■ **Exercise input**
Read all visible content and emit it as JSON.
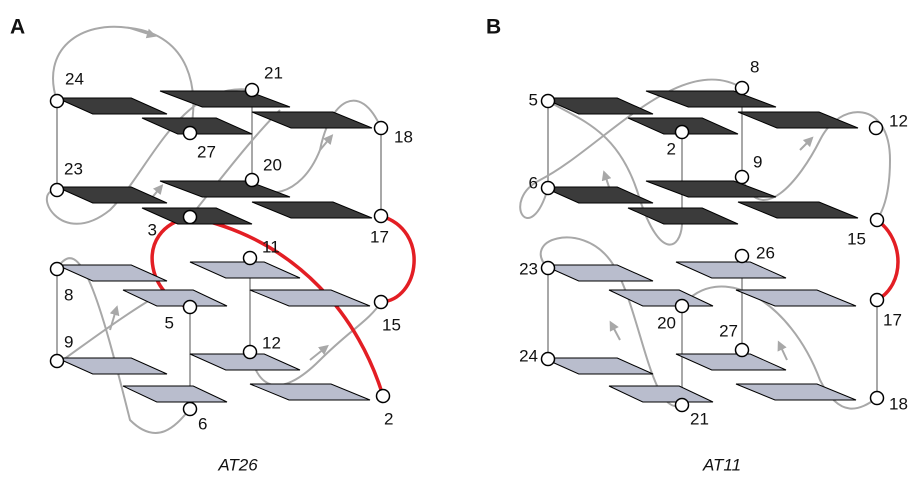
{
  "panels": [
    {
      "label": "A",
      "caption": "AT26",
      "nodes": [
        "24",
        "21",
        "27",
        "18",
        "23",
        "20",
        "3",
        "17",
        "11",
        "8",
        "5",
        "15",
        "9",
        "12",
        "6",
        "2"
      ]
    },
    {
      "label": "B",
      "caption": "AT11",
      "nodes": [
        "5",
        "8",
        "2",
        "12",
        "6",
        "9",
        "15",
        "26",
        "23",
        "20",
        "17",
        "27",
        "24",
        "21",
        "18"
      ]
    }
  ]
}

■ **What this task involves**
Omit the pictures. Output every record above word for word.

■ **The completed task**
Read all visible content and emit it as JSON.
{
  "panels": [
    {
      "label": "A",
      "caption": "AT26",
      "nodes": [
        "24",
        "21",
        "27",
        "18",
        "23",
        "20",
        "3",
        "17",
        "11",
        "8",
        "5",
        "15",
        "9",
        "12",
        "6",
        "2"
      ]
    },
    {
      "label": "B",
      "caption": "AT11",
      "nodes": [
        "5",
        "8",
        "2",
        "12",
        "6",
        "9",
        "15",
        "26",
        "23",
        "20",
        "17",
        "27",
        "24",
        "21",
        "18"
      ]
    }
  ]
}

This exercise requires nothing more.